**DIRECTIVE**
Pictures do not belong in the copy, so please give every entry below again exactly.

====== DATA ENTRIES

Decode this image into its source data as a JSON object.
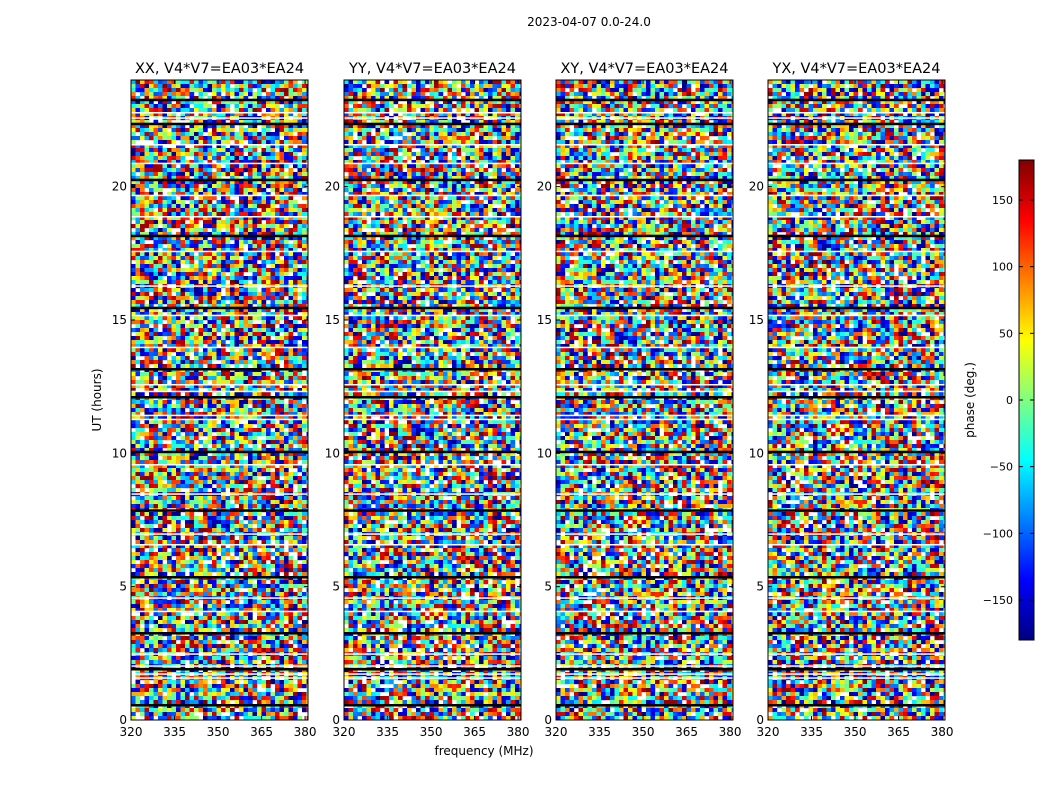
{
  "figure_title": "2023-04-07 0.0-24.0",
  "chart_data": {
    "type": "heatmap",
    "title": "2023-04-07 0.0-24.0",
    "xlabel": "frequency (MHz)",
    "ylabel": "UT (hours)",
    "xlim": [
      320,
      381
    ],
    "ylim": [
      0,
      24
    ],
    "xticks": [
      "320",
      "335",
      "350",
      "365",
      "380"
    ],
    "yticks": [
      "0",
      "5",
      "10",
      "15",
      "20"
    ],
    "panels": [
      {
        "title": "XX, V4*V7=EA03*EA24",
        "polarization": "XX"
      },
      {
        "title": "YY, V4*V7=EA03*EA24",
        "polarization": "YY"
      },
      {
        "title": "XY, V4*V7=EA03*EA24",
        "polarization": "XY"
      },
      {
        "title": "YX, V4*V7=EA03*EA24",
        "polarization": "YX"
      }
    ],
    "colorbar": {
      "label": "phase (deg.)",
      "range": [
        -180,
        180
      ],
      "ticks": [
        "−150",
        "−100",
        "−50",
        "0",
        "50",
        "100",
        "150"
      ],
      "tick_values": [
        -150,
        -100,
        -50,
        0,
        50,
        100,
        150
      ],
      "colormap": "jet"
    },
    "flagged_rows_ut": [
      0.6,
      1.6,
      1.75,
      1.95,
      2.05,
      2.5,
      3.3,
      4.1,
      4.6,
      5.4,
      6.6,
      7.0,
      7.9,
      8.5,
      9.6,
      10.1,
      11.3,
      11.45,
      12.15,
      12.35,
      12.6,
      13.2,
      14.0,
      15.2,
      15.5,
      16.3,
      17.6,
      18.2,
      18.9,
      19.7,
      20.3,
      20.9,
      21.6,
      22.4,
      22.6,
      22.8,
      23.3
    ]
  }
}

============

**SOLUTION TO THIS PROBLEM**
Decode this image into its source data as a JSON object.
{
  "figure_title": "2023-04-07 0.0-24.0",
  "chart_data": {
    "type": "heatmap",
    "title": "2023-04-07 0.0-24.0",
    "xlabel": "frequency (MHz)",
    "ylabel": "UT (hours)",
    "xlim": [
      320,
      381
    ],
    "ylim": [
      0,
      24
    ],
    "xticks": [
      "320",
      "335",
      "350",
      "365",
      "380"
    ],
    "yticks": [
      "0",
      "5",
      "10",
      "15",
      "20"
    ],
    "panels": [
      {
        "title": "XX, V4*V7=EA03*EA24",
        "polarization": "XX"
      },
      {
        "title": "YY, V4*V7=EA03*EA24",
        "polarization": "YY"
      },
      {
        "title": "XY, V4*V7=EA03*EA24",
        "polarization": "XY"
      },
      {
        "title": "YX, V4*V7=EA03*EA24",
        "polarization": "YX"
      }
    ],
    "colorbar": {
      "label": "phase (deg.)",
      "range": [
        -180,
        180
      ],
      "ticks": [
        "−150",
        "−100",
        "−50",
        "0",
        "50",
        "100",
        "150"
      ],
      "tick_values": [
        -150,
        -100,
        -50,
        0,
        50,
        100,
        150
      ],
      "colormap": "jet"
    },
    "flagged_rows_ut": [
      0.6,
      1.6,
      1.75,
      1.95,
      2.05,
      2.5,
      3.3,
      4.1,
      4.6,
      5.4,
      6.6,
      7.0,
      7.9,
      8.5,
      9.6,
      10.1,
      11.3,
      11.45,
      12.15,
      12.35,
      12.6,
      13.2,
      14.0,
      15.2,
      15.5,
      16.3,
      17.6,
      18.2,
      18.9,
      19.7,
      20.3,
      20.9,
      21.6,
      22.4,
      22.6,
      22.8,
      23.3
    ]
  }
}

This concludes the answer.